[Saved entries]
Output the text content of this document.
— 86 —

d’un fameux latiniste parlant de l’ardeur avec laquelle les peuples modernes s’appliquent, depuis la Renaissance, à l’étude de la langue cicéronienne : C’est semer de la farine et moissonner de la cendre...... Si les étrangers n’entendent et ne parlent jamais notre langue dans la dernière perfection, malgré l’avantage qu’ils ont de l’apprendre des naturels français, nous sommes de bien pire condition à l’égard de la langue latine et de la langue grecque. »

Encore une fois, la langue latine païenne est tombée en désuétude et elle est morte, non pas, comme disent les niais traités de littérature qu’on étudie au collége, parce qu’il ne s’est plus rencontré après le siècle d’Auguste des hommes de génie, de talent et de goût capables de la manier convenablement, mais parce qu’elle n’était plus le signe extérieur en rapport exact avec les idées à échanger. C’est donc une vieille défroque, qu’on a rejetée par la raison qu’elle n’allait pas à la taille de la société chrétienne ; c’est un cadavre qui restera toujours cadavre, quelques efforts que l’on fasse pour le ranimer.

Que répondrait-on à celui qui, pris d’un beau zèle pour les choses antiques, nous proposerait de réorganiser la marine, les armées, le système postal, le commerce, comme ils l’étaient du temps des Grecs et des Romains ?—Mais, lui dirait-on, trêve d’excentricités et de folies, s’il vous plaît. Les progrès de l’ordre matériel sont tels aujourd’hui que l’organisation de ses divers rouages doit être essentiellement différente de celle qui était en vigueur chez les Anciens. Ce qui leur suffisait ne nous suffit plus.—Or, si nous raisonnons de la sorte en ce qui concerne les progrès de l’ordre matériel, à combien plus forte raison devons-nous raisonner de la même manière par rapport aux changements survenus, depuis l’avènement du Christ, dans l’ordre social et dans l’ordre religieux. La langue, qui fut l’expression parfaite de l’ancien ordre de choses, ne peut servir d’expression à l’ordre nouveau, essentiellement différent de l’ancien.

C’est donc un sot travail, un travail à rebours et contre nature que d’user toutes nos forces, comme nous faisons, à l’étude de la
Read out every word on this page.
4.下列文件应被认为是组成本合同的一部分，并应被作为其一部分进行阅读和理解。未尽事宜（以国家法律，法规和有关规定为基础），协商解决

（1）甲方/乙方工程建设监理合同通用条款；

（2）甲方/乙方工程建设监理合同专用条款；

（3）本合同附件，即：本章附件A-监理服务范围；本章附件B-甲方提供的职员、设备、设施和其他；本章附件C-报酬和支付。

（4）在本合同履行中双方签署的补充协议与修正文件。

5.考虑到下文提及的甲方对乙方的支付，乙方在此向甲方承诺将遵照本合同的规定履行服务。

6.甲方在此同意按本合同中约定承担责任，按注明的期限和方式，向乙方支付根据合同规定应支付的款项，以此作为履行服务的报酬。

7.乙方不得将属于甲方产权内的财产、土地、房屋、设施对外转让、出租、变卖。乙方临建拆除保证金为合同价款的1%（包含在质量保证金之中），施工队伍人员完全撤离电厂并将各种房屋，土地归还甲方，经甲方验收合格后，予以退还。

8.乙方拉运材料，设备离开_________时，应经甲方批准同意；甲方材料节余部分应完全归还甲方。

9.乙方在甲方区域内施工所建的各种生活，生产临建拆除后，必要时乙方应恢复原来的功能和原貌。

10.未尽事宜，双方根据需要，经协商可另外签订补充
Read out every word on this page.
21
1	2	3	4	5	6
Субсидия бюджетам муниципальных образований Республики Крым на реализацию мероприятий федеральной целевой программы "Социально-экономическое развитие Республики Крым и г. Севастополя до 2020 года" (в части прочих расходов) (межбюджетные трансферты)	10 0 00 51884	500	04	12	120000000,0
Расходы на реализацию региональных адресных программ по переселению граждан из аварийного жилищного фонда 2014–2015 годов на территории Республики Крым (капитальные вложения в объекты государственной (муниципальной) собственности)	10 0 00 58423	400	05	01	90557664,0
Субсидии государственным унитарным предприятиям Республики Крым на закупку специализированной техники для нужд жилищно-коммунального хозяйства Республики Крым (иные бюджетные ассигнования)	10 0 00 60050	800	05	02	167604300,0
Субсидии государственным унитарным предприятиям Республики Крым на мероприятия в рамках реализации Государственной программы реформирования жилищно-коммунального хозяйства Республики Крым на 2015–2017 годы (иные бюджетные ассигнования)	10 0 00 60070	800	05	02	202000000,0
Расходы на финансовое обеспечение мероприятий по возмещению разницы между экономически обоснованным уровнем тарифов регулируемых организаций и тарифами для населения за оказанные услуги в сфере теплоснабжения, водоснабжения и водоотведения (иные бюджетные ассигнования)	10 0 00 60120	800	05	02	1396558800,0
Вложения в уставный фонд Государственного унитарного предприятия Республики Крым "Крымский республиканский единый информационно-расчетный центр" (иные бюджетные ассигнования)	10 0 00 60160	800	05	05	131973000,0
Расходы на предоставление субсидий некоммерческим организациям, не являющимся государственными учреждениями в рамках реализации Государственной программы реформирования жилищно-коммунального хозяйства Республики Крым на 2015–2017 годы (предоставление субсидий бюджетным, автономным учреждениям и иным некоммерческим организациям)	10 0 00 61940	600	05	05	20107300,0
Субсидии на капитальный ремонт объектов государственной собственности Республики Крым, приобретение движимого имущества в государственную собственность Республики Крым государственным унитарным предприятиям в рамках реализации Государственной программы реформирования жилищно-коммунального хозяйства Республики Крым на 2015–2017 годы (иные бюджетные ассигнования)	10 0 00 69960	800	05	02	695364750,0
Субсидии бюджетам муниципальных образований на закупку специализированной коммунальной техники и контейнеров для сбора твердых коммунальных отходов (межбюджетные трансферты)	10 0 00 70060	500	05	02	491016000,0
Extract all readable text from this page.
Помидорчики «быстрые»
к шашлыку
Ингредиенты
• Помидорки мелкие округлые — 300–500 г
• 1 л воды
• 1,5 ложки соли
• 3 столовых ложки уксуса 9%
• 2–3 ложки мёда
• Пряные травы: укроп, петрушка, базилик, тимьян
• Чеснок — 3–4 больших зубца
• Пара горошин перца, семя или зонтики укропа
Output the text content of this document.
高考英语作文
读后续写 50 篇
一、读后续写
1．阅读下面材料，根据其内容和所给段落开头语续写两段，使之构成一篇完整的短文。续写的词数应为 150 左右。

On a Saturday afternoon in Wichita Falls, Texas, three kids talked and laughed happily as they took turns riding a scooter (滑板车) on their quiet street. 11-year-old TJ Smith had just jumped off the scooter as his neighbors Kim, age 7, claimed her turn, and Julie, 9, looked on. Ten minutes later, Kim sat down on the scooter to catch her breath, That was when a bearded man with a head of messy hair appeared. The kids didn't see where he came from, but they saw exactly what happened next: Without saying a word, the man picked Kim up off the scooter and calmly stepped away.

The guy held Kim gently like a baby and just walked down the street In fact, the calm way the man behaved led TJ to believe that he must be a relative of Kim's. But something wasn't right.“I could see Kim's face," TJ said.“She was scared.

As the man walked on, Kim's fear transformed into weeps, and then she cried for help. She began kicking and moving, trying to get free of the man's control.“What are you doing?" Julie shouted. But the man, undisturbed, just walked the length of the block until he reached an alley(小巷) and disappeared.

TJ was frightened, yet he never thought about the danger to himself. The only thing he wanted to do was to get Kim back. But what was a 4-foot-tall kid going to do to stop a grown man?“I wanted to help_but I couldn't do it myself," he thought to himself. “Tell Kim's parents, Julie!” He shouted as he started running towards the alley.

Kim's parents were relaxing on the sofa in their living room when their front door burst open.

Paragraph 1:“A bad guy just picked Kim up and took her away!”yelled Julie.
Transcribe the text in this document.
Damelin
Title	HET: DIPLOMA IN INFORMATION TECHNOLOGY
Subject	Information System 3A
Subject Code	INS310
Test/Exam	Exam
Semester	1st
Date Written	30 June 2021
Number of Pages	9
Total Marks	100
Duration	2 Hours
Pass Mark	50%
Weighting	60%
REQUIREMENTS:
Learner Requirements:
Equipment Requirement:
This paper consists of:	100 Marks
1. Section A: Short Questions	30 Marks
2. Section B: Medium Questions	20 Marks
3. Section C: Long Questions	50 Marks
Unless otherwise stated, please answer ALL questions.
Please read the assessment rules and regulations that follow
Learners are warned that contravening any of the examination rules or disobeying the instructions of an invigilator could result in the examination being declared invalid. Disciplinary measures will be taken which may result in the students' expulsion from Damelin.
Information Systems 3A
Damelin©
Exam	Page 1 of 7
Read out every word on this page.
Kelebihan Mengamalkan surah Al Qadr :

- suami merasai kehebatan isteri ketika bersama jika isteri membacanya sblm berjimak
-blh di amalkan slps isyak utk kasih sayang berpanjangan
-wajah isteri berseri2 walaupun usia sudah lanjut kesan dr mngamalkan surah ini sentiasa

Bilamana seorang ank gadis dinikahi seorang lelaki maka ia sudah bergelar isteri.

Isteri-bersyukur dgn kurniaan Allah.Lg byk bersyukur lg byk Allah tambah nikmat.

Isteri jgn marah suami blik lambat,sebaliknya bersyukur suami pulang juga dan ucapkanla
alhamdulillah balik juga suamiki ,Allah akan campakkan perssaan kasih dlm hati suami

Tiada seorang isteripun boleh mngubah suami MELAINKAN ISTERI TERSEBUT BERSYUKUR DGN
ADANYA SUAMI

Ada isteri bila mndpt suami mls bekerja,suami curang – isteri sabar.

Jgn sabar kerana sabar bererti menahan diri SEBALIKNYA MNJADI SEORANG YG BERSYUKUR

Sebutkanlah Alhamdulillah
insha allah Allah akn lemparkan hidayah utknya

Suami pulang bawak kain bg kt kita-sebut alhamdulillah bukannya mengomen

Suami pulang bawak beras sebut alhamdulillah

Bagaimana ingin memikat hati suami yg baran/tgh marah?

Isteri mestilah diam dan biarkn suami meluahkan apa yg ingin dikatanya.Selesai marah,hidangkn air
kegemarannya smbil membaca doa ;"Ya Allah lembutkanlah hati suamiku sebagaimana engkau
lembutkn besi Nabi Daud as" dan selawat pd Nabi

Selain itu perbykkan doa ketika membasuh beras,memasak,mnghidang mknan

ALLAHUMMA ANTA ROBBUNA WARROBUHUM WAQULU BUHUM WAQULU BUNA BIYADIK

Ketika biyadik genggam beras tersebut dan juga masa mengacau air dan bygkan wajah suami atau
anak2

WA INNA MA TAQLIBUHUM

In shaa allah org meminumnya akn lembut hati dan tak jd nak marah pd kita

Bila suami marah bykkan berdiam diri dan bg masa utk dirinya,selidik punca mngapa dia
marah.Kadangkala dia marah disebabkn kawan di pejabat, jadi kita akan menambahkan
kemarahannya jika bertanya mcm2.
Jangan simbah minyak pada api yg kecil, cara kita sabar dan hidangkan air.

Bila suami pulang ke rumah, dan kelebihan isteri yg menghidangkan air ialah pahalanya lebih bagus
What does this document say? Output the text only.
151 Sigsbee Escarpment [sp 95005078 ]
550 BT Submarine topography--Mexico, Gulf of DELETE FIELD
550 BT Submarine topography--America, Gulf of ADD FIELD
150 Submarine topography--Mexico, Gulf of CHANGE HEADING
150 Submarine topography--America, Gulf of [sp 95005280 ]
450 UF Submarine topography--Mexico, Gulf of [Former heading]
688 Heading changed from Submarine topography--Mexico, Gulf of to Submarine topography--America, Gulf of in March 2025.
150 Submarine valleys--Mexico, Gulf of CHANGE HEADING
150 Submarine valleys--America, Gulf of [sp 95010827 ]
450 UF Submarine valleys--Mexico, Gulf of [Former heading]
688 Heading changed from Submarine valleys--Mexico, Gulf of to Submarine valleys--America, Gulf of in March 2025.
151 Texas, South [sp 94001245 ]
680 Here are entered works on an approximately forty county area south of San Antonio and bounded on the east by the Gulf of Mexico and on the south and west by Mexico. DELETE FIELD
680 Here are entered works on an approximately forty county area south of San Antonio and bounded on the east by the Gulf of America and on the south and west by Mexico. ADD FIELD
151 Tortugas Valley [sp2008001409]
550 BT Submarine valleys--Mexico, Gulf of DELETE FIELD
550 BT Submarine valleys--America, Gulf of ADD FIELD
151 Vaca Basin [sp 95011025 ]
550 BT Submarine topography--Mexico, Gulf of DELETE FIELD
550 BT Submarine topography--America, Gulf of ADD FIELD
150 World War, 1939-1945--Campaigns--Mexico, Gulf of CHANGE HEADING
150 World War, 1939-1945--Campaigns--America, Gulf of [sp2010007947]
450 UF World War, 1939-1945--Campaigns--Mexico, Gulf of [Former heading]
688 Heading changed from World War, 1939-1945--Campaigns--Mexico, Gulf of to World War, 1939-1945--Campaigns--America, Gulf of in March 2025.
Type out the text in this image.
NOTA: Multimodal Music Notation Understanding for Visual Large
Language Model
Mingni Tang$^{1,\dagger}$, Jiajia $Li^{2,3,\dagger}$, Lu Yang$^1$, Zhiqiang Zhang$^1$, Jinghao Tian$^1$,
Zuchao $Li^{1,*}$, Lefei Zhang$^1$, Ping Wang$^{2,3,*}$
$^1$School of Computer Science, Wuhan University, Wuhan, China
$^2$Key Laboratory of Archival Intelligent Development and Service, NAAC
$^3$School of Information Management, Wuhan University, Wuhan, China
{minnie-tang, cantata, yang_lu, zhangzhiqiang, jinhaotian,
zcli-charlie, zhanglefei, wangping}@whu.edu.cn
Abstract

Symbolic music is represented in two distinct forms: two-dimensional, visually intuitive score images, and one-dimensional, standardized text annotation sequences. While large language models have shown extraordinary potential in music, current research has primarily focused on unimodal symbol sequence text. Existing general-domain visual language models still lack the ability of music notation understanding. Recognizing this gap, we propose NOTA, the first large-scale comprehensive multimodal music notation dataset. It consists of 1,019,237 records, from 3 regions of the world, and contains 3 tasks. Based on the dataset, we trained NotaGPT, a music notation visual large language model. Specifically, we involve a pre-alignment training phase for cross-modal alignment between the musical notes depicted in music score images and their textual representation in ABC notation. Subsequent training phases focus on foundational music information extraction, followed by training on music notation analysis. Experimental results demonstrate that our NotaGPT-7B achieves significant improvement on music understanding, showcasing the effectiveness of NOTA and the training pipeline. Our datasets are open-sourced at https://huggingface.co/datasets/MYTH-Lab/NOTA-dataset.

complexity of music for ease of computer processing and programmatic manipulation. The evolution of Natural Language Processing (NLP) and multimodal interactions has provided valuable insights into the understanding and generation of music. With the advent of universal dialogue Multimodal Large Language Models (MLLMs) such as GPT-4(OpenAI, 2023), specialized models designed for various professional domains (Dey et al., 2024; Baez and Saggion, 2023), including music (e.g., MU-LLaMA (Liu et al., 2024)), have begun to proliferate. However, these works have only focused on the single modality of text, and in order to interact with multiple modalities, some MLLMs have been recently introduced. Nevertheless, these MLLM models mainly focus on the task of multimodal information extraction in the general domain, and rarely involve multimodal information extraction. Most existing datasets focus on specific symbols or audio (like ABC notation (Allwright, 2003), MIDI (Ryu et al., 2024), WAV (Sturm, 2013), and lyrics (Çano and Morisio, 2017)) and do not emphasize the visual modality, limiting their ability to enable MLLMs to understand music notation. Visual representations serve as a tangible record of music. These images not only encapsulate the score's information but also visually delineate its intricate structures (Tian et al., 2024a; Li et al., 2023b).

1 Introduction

## PROBLEM DETAILS
Gather all lines where the word "était" appears.

## EXERCISE SOLUTION
Encore une fois, la langue latine païenne est tombée en désuétude et elle est morte, non pas, comme disent les niais traités de littérature qu’on étudie au collége, parce qu’il ne s’est plus rencontré après le siècle d’Auguste des hommes de génie, de talent et de goût capables de la manier convenablement, mais parce qu’elle n’était plus le signe extérieur en rapport exact avec les idées à échanger. C’est donc une vieille défroque, qu’on a rejetée par la raison qu’elle n’allait pas à la taille de la société chrétienne ; c’est un cadavre qui restera toujours cadavre, quelques efforts que l’on fasse pour le ranimer.
Que répondrait-on à celui qui, pris d’un beau zèle pour les choses antiques, nous proposerait de réorganiser la marine, les armées, le système postal, le commerce, comme ils l’étaient du temps des Grecs et des Romains ?—Mais, lui dirait-on, trêve d’excentricités et de folies, s’il vous plaît. Les progrès de l’ordre matériel sont tels aujourd’hui que l’organisation de ses divers rouages doit être essentiellement différente de celle qui était en vigueur chez les Anciens. Ce qui leur suffisait ne nous suffit plus.—Or, si nous raisonnons de la sorte en ce qui concerne les progrès de l’ordre matériel, à combien plus forte raison devons-nous raisonner de la même manière par rapport aux changements survenus, depuis l’avènement du Christ, dans l’ordre social et dans l’ordre religieux. La langue, qui fut l’expression parfaite de l’ancien ordre de choses, ne peut servir d’expression à l’ordre nouveau, essentiellement différent de l’ancien.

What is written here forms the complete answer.